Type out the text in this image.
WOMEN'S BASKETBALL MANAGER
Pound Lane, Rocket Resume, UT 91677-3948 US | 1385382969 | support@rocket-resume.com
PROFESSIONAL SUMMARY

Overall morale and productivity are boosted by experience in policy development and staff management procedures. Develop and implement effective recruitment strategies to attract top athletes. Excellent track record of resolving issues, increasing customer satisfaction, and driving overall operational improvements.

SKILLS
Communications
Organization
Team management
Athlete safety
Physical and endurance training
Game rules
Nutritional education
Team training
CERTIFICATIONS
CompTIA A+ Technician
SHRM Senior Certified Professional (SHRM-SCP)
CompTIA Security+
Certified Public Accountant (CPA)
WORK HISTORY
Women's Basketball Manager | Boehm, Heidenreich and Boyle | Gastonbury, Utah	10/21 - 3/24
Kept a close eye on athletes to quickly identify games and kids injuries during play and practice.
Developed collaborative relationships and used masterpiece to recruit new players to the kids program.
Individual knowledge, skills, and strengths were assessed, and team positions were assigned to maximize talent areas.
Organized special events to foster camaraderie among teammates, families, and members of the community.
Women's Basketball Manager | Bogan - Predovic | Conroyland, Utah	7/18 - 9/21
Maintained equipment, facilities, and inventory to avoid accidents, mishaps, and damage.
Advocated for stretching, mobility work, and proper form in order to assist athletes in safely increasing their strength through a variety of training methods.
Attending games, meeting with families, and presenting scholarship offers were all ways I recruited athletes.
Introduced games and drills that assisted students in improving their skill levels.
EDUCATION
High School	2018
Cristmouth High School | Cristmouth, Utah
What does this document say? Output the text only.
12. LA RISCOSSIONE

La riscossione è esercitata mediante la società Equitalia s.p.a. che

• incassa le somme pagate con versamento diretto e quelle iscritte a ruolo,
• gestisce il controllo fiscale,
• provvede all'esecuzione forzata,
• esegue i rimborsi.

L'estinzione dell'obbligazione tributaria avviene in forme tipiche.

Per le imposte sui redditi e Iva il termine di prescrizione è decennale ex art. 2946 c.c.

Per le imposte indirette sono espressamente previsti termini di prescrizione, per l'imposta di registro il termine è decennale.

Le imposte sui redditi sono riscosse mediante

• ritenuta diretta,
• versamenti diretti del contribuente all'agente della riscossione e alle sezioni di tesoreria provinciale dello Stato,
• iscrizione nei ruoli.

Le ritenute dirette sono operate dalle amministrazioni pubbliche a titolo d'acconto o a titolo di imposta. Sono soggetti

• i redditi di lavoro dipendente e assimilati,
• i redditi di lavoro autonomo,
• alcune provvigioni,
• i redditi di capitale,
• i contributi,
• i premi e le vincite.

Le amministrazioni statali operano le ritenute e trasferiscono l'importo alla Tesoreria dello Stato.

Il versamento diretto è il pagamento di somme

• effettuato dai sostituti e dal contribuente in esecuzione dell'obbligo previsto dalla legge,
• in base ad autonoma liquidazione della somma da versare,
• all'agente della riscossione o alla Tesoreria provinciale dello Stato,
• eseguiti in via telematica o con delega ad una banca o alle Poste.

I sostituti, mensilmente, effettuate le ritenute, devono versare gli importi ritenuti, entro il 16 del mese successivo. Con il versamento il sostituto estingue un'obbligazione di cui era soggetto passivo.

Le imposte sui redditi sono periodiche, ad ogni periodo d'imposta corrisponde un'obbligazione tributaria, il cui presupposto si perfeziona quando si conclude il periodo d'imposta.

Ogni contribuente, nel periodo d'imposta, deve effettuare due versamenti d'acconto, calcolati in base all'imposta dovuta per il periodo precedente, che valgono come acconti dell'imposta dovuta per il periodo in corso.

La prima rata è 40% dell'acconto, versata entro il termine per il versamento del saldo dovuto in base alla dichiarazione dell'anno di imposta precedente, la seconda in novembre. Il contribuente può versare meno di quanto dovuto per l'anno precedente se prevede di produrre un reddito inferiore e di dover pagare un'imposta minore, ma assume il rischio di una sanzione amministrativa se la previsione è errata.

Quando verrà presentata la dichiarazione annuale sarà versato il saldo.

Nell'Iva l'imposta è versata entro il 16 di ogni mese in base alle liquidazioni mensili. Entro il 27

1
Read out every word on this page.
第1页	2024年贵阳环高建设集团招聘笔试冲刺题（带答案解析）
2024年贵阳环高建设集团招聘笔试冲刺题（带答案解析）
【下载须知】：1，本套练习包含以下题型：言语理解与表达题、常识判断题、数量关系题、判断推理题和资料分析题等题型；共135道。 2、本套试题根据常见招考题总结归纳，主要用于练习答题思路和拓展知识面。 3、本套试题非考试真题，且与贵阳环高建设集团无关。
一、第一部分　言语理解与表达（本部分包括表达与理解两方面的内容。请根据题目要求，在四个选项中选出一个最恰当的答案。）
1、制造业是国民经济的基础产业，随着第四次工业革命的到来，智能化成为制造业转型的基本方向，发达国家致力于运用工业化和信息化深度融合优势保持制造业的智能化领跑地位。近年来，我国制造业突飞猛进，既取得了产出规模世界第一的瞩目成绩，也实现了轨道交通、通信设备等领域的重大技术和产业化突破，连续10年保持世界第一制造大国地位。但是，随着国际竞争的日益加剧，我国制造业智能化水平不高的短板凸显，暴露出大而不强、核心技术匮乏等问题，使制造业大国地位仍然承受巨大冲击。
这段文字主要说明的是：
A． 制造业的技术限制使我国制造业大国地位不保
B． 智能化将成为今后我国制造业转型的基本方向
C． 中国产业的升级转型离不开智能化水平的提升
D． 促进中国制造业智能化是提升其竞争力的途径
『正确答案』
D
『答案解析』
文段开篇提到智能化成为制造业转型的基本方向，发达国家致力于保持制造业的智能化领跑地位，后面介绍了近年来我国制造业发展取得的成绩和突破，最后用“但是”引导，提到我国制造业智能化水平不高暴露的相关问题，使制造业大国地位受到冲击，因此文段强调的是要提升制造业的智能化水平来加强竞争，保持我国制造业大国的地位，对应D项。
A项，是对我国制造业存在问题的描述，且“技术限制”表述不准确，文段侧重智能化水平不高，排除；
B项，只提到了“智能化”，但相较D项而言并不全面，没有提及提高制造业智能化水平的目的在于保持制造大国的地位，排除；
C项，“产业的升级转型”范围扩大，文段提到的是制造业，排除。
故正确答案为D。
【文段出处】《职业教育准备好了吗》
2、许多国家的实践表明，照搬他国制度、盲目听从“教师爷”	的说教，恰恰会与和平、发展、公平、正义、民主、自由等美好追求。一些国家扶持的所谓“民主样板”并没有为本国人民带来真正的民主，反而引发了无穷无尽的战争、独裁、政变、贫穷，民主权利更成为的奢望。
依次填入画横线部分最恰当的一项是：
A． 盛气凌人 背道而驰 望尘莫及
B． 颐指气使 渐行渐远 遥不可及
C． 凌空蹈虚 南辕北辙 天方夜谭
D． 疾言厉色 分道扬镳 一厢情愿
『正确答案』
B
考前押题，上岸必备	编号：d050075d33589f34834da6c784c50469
--- --- ---
### What you are asked to do
Give only the number of lines in the data that include the string "their".

### Solution to this task
2